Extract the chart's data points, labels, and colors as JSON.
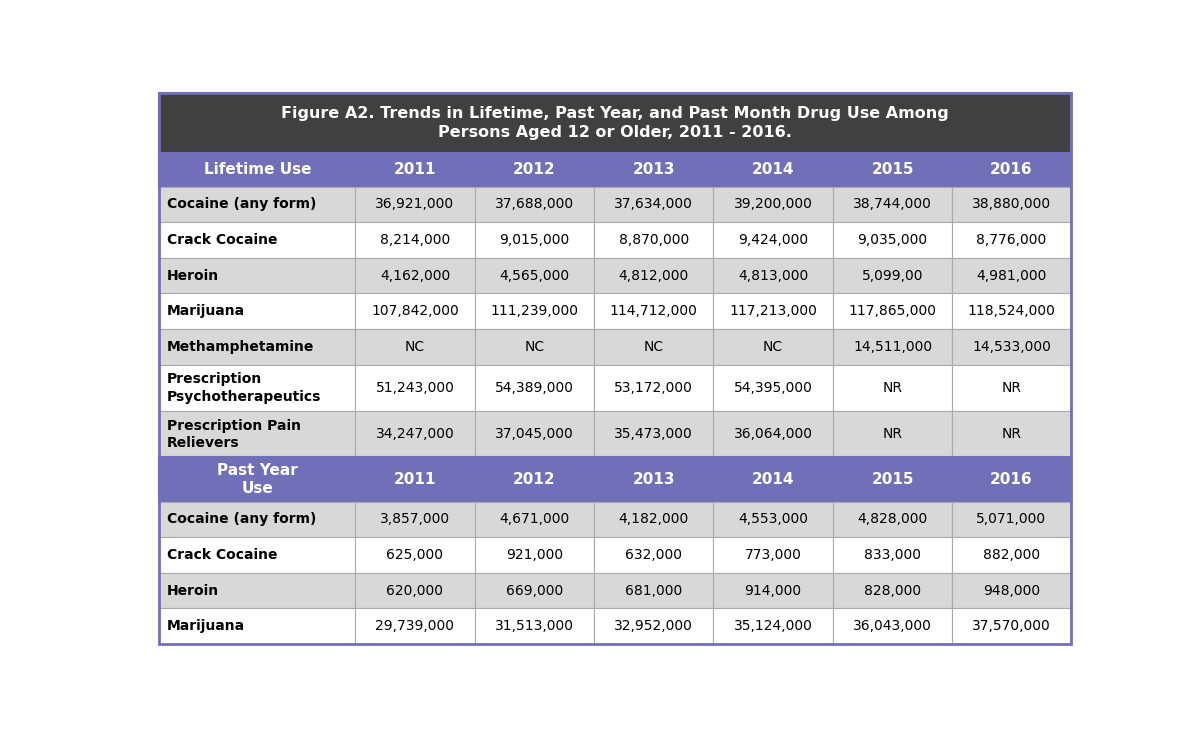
{
  "title": "Figure A2. Trends in Lifetime, Past Year, and Past Month Drug Use Among\nPersons Aged 12 or Older, 2011 - 2016.",
  "title_bg": "#404040",
  "title_color": "#ffffff",
  "header_bg": "#7070b8",
  "header_color": "#ffffff",
  "row_bg_light": "#d8d8d8",
  "row_bg_white": "#ffffff",
  "section_header_bg": "#7070b8",
  "section_header_color": "#ffffff",
  "years": [
    "2011",
    "2012",
    "2013",
    "2014",
    "2015",
    "2016"
  ],
  "col0_header": "Lifetime Use",
  "rows_lifetime": [
    [
      "Cocaine (any form)",
      "36,921,000",
      "37,688,000",
      "37,634,000",
      "39,200,000",
      "38,744,000",
      "38,880,000"
    ],
    [
      "Crack Cocaine",
      "8,214,000",
      "9,015,000",
      "8,870,000",
      "9,424,000",
      "9,035,000",
      "8,776,000"
    ],
    [
      "Heroin",
      "4,162,000",
      "4,565,000",
      "4,812,000",
      "4,813,000",
      "5,099,00",
      "4,981,000"
    ],
    [
      "Marijuana",
      "107,842,000",
      "111,239,000",
      "114,712,000",
      "117,213,000",
      "117,865,000",
      "118,524,000"
    ],
    [
      "Methamphetamine",
      "NC",
      "NC",
      "NC",
      "NC",
      "14,511,000",
      "14,533,000"
    ],
    [
      "Prescription\nPsychotherapeutics",
      "51,243,000",
      "54,389,000",
      "53,172,000",
      "54,395,000",
      "NR",
      "NR"
    ],
    [
      "Prescription Pain\nRelievers",
      "34,247,000",
      "37,045,000",
      "35,473,000",
      "36,064,000",
      "NR",
      "NR"
    ]
  ],
  "col0_header2": "Past Year\nUse",
  "rows_pastyear": [
    [
      "Cocaine (any form)",
      "3,857,000",
      "4,671,000",
      "4,182,000",
      "4,553,000",
      "4,828,000",
      "5,071,000"
    ],
    [
      "Crack Cocaine",
      "625,000",
      "921,000",
      "632,000",
      "773,000",
      "833,000",
      "882,000"
    ],
    [
      "Heroin",
      "620,000",
      "669,000",
      "681,000",
      "914,000",
      "828,000",
      "948,000"
    ],
    [
      "Marijuana",
      "29,739,000",
      "31,513,000",
      "32,952,000",
      "35,124,000",
      "36,043,000",
      "37,570,000"
    ]
  ],
  "bg_color": "#ffffff",
  "border_color": "#7070b8",
  "inner_border_color": "#aaaaaa"
}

-=-=-=-=-

Instructions for the task ::
Repeat the data exactly in full, omitting its pictures.

Output of the exercise ::
Extract the chart's data points, labels, and colors as JSON.
{
  "title": "Figure A2. Trends in Lifetime, Past Year, and Past Month Drug Use Among\nPersons Aged 12 or Older, 2011 - 2016.",
  "title_bg": "#404040",
  "title_color": "#ffffff",
  "header_bg": "#7070b8",
  "header_color": "#ffffff",
  "row_bg_light": "#d8d8d8",
  "row_bg_white": "#ffffff",
  "section_header_bg": "#7070b8",
  "section_header_color": "#ffffff",
  "years": [
    "2011",
    "2012",
    "2013",
    "2014",
    "2015",
    "2016"
  ],
  "col0_header": "Lifetime Use",
  "rows_lifetime": [
    [
      "Cocaine (any form)",
      "36,921,000",
      "37,688,000",
      "37,634,000",
      "39,200,000",
      "38,744,000",
      "38,880,000"
    ],
    [
      "Crack Cocaine",
      "8,214,000",
      "9,015,000",
      "8,870,000",
      "9,424,000",
      "9,035,000",
      "8,776,000"
    ],
    [
      "Heroin",
      "4,162,000",
      "4,565,000",
      "4,812,000",
      "4,813,000",
      "5,099,00",
      "4,981,000"
    ],
    [
      "Marijuana",
      "107,842,000",
      "111,239,000",
      "114,712,000",
      "117,213,000",
      "117,865,000",
      "118,524,000"
    ],
    [
      "Methamphetamine",
      "NC",
      "NC",
      "NC",
      "NC",
      "14,511,000",
      "14,533,000"
    ],
    [
      "Prescription\nPsychotherapeutics",
      "51,243,000",
      "54,389,000",
      "53,172,000",
      "54,395,000",
      "NR",
      "NR"
    ],
    [
      "Prescription Pain\nRelievers",
      "34,247,000",
      "37,045,000",
      "35,473,000",
      "36,064,000",
      "NR",
      "NR"
    ]
  ],
  "col0_header2": "Past Year\nUse",
  "rows_pastyear": [
    [
      "Cocaine (any form)",
      "3,857,000",
      "4,671,000",
      "4,182,000",
      "4,553,000",
      "4,828,000",
      "5,071,000"
    ],
    [
      "Crack Cocaine",
      "625,000",
      "921,000",
      "632,000",
      "773,000",
      "833,000",
      "882,000"
    ],
    [
      "Heroin",
      "620,000",
      "669,000",
      "681,000",
      "914,000",
      "828,000",
      "948,000"
    ],
    [
      "Marijuana",
      "29,739,000",
      "31,513,000",
      "32,952,000",
      "35,124,000",
      "36,043,000",
      "37,570,000"
    ]
  ],
  "bg_color": "#ffffff",
  "border_color": "#7070b8",
  "inner_border_color": "#aaaaaa"
}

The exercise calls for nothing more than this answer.